──────── GIVEN INFORMATION

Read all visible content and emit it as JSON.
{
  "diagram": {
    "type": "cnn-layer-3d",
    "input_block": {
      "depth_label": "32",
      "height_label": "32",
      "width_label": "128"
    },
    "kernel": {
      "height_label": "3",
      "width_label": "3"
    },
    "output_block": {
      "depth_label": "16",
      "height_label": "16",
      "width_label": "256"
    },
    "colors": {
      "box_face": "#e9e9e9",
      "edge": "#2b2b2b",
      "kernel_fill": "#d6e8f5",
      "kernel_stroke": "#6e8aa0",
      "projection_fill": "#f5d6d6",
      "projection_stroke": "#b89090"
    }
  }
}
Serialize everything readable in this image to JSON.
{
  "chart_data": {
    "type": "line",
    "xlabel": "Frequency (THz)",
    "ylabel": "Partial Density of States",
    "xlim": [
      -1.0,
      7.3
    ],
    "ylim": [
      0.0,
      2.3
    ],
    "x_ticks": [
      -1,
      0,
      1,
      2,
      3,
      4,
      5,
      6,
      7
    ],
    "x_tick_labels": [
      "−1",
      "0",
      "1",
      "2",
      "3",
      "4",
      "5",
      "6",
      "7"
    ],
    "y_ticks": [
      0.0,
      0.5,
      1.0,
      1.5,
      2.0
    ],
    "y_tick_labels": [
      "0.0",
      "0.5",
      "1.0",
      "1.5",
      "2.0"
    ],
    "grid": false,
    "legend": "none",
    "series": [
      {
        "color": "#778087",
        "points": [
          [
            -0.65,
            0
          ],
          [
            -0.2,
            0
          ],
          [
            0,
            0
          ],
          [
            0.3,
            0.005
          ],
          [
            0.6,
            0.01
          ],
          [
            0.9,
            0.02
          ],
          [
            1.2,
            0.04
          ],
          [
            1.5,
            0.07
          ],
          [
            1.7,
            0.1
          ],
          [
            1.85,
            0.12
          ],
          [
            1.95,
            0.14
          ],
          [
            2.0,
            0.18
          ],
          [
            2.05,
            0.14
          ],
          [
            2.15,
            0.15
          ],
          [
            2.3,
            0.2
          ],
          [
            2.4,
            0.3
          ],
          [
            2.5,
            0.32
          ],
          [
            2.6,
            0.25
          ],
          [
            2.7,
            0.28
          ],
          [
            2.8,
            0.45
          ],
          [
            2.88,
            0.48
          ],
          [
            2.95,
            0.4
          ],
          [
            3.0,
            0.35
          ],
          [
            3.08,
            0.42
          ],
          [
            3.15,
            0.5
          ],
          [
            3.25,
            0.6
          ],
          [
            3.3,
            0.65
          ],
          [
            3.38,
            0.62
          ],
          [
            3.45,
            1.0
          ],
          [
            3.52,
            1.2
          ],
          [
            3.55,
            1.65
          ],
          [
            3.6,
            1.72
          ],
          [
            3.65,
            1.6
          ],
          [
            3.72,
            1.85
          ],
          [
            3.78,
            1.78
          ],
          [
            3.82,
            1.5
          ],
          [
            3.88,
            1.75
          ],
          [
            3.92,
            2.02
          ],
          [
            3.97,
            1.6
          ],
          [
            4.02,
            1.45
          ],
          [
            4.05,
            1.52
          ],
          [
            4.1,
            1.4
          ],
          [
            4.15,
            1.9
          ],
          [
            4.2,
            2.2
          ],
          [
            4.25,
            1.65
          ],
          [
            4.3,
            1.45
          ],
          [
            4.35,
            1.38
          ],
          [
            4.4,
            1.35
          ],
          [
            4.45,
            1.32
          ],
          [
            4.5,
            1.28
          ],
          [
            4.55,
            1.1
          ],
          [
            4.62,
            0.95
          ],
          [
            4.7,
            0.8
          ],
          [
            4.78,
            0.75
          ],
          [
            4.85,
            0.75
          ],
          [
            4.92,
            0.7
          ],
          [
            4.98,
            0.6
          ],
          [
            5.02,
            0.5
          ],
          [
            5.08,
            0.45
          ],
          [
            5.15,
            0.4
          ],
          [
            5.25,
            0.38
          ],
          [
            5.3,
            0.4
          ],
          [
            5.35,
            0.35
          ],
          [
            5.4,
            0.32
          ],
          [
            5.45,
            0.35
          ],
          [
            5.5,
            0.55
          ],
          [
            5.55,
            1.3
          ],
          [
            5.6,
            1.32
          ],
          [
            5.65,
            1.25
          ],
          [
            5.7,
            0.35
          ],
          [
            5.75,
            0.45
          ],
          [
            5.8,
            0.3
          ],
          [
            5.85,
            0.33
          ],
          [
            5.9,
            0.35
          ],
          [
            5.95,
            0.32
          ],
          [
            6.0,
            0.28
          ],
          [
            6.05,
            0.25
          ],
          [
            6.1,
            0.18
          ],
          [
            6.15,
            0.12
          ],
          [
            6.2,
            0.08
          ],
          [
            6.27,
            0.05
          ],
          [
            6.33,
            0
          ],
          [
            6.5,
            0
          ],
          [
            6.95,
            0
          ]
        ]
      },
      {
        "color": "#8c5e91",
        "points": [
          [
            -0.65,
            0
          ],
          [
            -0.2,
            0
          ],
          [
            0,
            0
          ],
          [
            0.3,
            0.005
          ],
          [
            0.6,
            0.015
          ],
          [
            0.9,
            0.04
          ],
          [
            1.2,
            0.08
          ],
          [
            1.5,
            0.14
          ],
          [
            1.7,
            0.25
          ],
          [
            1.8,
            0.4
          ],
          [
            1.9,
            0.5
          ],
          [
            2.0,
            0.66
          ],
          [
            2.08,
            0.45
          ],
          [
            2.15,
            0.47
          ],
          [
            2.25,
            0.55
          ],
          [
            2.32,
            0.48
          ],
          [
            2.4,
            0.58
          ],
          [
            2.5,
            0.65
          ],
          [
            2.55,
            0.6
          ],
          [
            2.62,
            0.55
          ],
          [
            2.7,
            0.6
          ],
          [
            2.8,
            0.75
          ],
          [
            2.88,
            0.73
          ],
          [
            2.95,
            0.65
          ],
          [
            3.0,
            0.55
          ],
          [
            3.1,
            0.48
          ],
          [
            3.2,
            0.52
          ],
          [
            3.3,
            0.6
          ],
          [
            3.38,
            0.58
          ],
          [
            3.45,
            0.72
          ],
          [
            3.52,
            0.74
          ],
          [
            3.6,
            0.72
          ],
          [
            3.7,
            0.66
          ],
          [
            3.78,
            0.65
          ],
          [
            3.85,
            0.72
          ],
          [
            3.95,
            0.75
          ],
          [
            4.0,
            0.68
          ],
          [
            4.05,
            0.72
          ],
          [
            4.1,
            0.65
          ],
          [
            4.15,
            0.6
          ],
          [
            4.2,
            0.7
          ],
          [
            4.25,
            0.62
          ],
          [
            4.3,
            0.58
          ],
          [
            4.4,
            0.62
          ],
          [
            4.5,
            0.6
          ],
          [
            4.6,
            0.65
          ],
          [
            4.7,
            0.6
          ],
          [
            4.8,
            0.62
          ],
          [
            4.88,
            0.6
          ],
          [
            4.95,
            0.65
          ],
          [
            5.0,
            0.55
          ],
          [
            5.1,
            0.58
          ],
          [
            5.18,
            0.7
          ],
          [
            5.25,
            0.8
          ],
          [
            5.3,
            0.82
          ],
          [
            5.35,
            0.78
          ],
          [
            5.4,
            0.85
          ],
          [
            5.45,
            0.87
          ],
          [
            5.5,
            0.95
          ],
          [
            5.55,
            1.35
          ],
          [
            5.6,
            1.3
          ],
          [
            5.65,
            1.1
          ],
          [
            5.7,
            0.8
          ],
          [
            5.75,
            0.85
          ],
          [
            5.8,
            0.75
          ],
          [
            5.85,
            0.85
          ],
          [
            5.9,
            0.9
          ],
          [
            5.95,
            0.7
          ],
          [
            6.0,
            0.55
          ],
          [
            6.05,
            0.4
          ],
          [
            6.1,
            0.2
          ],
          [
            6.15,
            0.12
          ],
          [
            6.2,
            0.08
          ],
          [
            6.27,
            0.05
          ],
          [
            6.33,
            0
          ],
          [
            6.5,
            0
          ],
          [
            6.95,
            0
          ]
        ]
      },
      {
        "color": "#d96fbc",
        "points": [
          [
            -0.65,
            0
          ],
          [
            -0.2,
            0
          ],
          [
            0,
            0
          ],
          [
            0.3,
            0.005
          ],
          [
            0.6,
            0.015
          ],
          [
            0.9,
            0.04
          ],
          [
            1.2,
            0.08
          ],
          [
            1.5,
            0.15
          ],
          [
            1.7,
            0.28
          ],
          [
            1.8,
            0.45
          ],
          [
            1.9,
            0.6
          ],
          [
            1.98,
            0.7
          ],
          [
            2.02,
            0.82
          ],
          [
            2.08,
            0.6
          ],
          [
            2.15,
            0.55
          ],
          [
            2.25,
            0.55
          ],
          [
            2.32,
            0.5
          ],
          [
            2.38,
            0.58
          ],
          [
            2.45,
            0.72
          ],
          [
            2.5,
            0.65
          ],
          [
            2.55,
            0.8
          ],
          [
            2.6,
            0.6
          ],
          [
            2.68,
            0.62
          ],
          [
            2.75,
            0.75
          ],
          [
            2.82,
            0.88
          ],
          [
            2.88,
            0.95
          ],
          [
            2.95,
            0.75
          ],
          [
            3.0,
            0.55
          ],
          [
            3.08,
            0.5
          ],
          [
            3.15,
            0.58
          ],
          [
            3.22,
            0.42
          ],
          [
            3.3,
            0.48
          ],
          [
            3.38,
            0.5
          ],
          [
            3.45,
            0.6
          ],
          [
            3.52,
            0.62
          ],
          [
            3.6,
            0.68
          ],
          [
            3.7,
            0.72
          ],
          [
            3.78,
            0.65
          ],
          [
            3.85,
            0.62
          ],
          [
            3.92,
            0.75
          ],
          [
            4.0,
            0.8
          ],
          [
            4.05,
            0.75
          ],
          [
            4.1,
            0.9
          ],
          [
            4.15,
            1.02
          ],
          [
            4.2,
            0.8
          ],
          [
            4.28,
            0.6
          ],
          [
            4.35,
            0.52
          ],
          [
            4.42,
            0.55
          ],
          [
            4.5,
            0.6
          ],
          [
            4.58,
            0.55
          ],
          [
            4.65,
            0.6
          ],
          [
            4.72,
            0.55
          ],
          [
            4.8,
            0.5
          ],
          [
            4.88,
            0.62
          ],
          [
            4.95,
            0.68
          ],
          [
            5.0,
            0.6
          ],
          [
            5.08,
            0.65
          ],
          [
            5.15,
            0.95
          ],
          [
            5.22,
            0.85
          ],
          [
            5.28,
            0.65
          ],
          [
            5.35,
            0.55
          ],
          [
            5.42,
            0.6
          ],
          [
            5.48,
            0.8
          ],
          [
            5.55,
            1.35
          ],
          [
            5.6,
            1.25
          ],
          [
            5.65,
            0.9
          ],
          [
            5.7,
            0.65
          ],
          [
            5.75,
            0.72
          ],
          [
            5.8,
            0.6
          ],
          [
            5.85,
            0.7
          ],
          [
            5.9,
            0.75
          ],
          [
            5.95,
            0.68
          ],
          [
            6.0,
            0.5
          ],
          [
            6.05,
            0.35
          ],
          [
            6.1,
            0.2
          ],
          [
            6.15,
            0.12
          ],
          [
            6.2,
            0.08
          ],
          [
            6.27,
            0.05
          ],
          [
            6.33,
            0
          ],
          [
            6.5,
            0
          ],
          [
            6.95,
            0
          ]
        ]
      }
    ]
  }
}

────────────────

• _GOAL_
Collect from the data above every line that includes "JSON".

• _OUTPUT OF THE EXERCISE_
Read all visible content and emit it as JSON.
Serialize everything readable in this image to JSON.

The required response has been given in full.